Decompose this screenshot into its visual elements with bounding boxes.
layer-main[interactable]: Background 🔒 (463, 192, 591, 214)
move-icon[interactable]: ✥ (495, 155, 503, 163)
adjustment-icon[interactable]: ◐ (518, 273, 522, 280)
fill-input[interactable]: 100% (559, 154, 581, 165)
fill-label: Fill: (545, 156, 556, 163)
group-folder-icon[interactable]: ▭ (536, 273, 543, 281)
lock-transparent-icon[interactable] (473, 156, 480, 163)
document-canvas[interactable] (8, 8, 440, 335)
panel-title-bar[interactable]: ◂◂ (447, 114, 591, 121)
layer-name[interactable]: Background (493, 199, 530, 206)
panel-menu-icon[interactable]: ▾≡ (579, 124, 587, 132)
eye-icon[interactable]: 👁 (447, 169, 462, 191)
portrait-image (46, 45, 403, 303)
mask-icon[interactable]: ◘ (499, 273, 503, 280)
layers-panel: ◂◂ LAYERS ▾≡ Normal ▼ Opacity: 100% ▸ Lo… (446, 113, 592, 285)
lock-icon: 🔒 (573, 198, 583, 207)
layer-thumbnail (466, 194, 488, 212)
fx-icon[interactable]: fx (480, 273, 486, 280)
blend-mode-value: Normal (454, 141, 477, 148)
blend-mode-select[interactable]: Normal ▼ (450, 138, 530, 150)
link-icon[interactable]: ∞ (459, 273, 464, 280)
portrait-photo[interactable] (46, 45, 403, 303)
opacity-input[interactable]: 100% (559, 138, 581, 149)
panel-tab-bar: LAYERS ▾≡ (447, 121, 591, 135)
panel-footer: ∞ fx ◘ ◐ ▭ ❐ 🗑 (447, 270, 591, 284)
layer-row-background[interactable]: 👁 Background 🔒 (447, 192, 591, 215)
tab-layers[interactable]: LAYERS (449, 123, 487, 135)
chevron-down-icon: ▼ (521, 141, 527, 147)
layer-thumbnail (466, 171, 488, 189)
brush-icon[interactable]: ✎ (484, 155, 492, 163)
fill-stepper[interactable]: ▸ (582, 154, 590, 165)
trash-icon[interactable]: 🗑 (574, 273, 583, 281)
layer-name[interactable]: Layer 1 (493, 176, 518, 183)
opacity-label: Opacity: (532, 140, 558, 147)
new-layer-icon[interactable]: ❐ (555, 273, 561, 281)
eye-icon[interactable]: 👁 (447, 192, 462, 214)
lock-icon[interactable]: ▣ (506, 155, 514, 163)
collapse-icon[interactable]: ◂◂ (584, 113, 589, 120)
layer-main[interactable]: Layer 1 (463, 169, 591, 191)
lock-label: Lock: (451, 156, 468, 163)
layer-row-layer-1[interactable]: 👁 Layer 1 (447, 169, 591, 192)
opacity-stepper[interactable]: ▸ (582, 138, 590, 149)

▬▬▬

**What you should do:** Rewrite the records as a Markdown table with the columns "Row" and "Entry", from the first line of the records up to and including the line with "eye-icon[interactable]: 👁 (447, 169, 462, 191)", leaving out any blank lines.

**The result:**
| Row | Entry |
|---|---|
| 1 | Decompose this screenshot into its visual elements with bounding boxes. |
| 2 | layer-main[interactable]: Background 🔒 (463, 192, 591, 214) |
| 3 | move-icon[interactable]: ✥ (495, 155, 503, 163) |
| 4 | adjustment-icon[interactable]: ◐ (518, 273, 522, 280) |
| 5 | fill-input[interactable]: 100% (559, 154, 581, 165) |
| 6 | fill-label: Fill: (545, 156, 556, 163) |
| 7 | group-folder-icon[interactable]: ▭ (536, 273, 543, 281) |
| 8 | lock-transparent-icon[interactable] (473, 156, 480, 163) |
| 9 | document-canvas[interactable] (8, 8, 440, 335) |
| 10 | panel-title-bar[interactable]: ◂◂ (447, 114, 591, 121) |
| 11 | layer-name[interactable]: Background (493, 199, 530, 206) |
| 12 | panel-menu-icon[interactable]: ▾≡ (579, 124, 587, 132) |
| 13 | eye-icon[interactable]: 👁 (447, 169, 462, 191) |